DIRECTIONS —
Among the records below, find each line that includes the string "wyposażenia" and copy it.

RECORD LIST —
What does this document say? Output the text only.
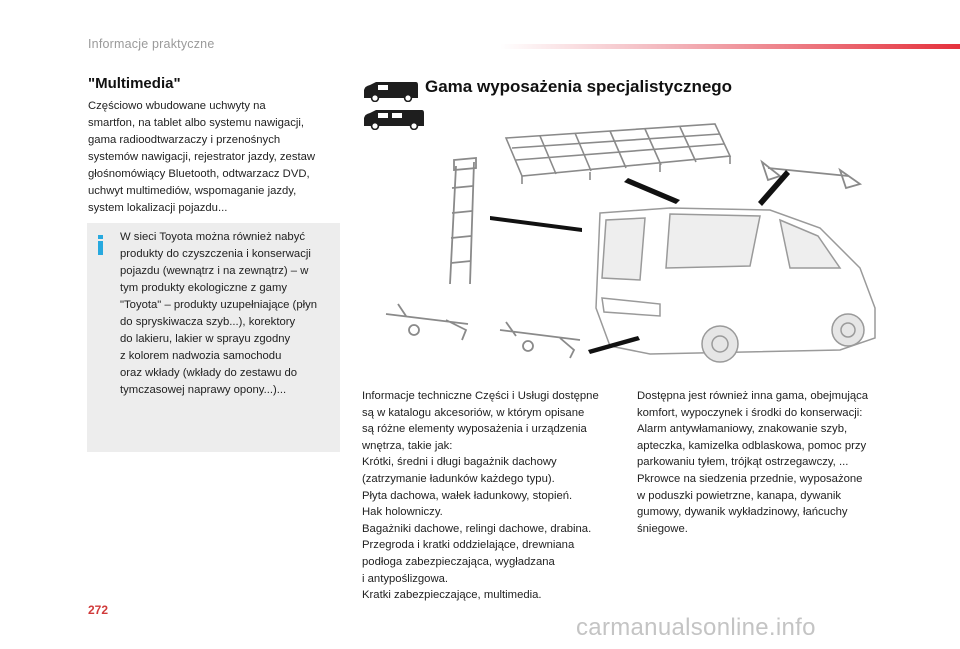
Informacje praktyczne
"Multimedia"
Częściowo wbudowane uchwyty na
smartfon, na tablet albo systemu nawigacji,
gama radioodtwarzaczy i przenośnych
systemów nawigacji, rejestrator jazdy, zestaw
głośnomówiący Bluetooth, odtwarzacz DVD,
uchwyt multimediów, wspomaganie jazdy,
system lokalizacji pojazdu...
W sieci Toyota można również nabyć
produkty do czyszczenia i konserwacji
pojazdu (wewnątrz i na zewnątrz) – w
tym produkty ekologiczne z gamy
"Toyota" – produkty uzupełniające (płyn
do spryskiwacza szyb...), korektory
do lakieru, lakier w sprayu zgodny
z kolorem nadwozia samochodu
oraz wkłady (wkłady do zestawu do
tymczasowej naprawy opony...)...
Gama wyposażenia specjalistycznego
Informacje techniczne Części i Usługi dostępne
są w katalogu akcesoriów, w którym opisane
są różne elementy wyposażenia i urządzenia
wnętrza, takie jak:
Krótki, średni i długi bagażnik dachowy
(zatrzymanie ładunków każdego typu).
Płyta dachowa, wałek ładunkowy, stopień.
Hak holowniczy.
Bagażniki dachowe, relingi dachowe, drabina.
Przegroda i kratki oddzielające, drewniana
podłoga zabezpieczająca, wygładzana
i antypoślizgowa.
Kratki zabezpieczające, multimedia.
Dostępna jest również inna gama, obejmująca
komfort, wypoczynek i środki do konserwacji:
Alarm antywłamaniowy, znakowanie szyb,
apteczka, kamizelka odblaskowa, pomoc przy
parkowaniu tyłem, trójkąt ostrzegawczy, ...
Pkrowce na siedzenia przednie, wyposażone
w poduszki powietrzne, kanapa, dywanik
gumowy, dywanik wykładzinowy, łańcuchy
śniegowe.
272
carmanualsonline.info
--
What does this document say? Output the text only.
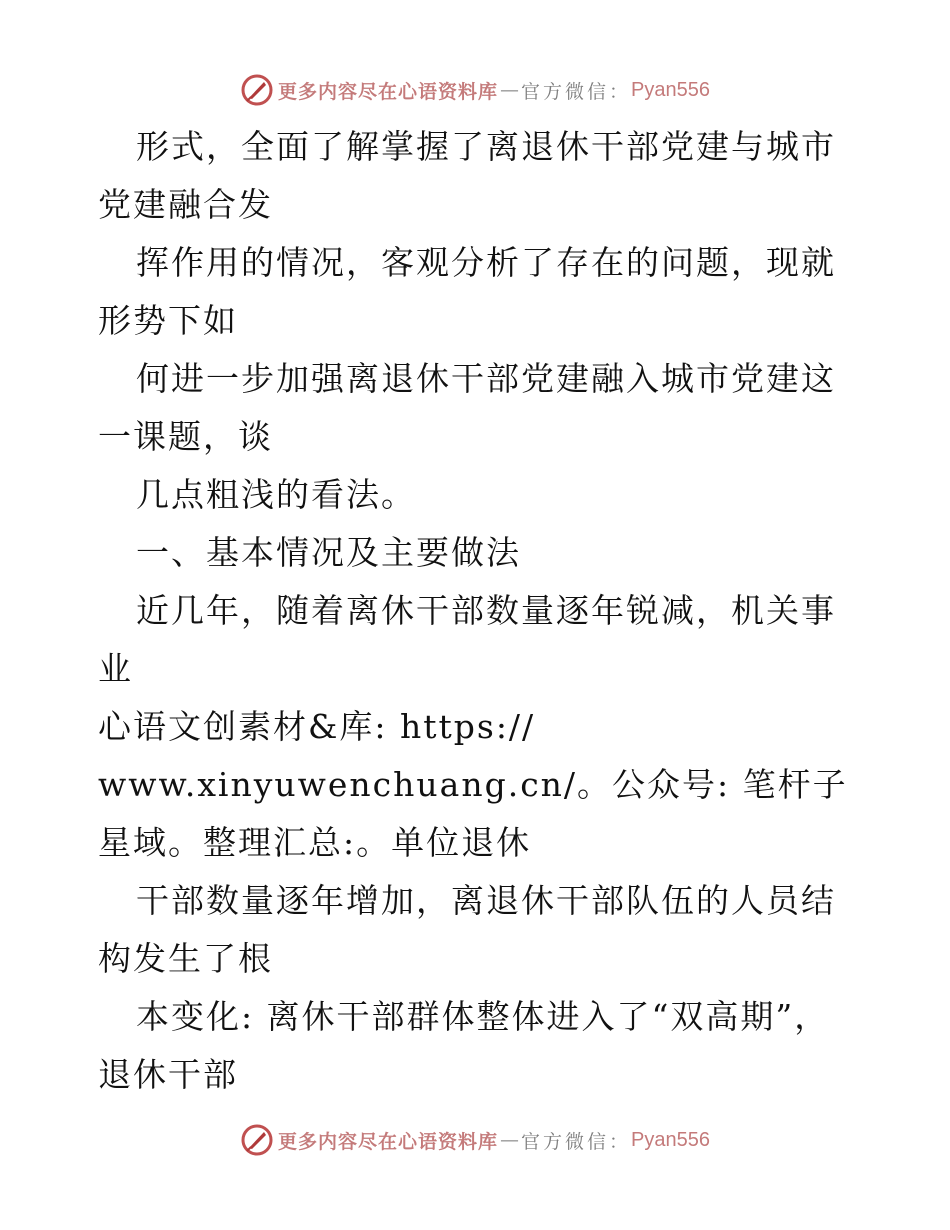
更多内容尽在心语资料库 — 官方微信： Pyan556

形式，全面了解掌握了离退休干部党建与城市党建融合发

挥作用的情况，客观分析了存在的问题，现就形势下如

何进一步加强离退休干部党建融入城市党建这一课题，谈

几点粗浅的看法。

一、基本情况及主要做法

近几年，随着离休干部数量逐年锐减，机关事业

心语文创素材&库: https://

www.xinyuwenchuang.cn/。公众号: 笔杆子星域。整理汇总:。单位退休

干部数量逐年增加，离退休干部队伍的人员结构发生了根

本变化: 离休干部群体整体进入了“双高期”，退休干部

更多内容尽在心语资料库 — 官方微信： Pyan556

COMPLETE RESPONSE —
Gama wyposażenia specjalistycznego
są różne elementy wyposażenia i urządzenia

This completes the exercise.